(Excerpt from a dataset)
==================================================

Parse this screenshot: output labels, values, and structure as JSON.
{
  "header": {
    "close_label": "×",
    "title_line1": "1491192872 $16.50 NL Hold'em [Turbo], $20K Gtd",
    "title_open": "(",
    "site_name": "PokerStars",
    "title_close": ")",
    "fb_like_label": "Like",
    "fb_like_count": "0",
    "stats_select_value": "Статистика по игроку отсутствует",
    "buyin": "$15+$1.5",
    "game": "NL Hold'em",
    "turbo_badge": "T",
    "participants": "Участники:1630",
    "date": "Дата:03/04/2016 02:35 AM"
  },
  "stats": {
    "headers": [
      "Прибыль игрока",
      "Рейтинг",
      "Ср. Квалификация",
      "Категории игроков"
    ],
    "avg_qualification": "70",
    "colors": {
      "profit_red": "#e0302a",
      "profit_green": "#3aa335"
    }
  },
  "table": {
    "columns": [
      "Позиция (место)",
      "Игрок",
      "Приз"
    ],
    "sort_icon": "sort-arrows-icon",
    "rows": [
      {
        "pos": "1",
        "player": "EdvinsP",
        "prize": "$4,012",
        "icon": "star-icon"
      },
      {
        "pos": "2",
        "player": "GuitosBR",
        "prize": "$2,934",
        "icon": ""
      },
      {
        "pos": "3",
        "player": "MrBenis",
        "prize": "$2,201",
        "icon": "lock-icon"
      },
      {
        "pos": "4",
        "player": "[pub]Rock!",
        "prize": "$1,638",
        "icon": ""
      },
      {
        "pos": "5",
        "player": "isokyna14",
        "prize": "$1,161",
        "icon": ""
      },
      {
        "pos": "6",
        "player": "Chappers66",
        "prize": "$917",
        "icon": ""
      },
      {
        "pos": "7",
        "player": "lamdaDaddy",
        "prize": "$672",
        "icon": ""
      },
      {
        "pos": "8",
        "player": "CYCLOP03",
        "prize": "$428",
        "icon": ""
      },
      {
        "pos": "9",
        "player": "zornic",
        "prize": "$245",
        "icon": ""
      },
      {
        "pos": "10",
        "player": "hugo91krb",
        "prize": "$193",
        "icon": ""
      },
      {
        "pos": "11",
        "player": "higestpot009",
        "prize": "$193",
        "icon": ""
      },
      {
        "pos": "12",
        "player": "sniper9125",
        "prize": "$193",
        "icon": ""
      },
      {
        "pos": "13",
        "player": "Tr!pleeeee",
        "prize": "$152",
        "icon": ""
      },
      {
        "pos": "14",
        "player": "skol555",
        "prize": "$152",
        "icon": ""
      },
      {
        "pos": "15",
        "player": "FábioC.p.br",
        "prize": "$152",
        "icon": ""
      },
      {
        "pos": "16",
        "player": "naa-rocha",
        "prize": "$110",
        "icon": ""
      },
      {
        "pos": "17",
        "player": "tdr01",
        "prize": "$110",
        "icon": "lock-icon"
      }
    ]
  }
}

==================================================

What is required :: Go through the records above and set each one down exactly, please.

Finished answer ::
Parse this screenshot: output labels, values, and structure as JSON.
{
  "header": {
    "close_label": "×",
    "title_line1": "1491192872 $16.50 NL Hold'em [Turbo], $20K Gtd",
    "title_open": "(",
    "site_name": "PokerStars",
    "title_close": ")",
    "fb_like_label": "Like",
    "fb_like_count": "0",
    "stats_select_value": "Статистика по игроку отсутствует",
    "buyin": "$15+$1.5",
    "game": "NL Hold'em",
    "turbo_badge": "T",
    "participants": "Участники:1630",
    "date": "Дата:03/04/2016 02:35 AM"
  },
  "stats": {
    "headers": [
      "Прибыль игрока",
      "Рейтинг",
      "Ср. Квалификация",
      "Категории игроков"
    ],
    "avg_qualification": "70",
    "colors": {
      "profit_red": "#e0302a",
      "profit_green": "#3aa335"
    }
  },
  "table": {
    "columns": [
      "Позиция (место)",
      "Игрок",
      "Приз"
    ],
    "sort_icon": "sort-arrows-icon",
    "rows": [
      {
        "pos": "1",
        "player": "EdvinsP",
        "prize": "$4,012",
        "icon": "star-icon"
      },
      {
        "pos": "2",
        "player": "GuitosBR",
        "prize": "$2,934",
        "icon": ""
      },
      {
        "pos": "3",
        "player": "MrBenis",
        "prize": "$2,201",
        "icon": "lock-icon"
      },
      {
        "pos": "4",
        "player": "[pub]Rock!",
        "prize": "$1,638",
        "icon": ""
      },
      {
        "pos": "5",
        "player": "isokyna14",
        "prize": "$1,161",
        "icon": ""
      },
      {
        "pos": "6",
        "player": "Chappers66",
        "prize": "$917",
        "icon": ""
      },
      {
        "pos": "7",
        "player": "lamdaDaddy",
        "prize": "$672",
        "icon": ""
      },
      {
        "pos": "8",
        "player": "CYCLOP03",
        "prize": "$428",
        "icon": ""
      },
      {
        "pos": "9",
        "player": "zornic",
        "prize": "$245",
        "icon": ""
      },
      {
        "pos": "10",
        "player": "hugo91krb",
        "prize": "$193",
        "icon": ""
      },
      {
        "pos": "11",
        "player": "higestpot009",
        "prize": "$193",
        "icon": ""
      },
      {
        "pos": "12",
        "player": "sniper9125",
        "prize": "$193",
        "icon": ""
      },
      {
        "pos": "13",
        "player": "Tr!pleeeee",
        "prize": "$152",
        "icon": ""
      },
      {
        "pos": "14",
        "player": "skol555",
        "prize": "$152",
        "icon": ""
      },
      {
        "pos": "15",
        "player": "FábioC.p.br",
        "prize": "$152",
        "icon": ""
      },
      {
        "pos": "16",
        "player": "naa-rocha",
        "prize": "$110",
        "icon": ""
      },
      {
        "pos": "17",
        "player": "tdr01",
        "prize": "$110",
        "icon": "lock-icon"
      }
    ]
  }
}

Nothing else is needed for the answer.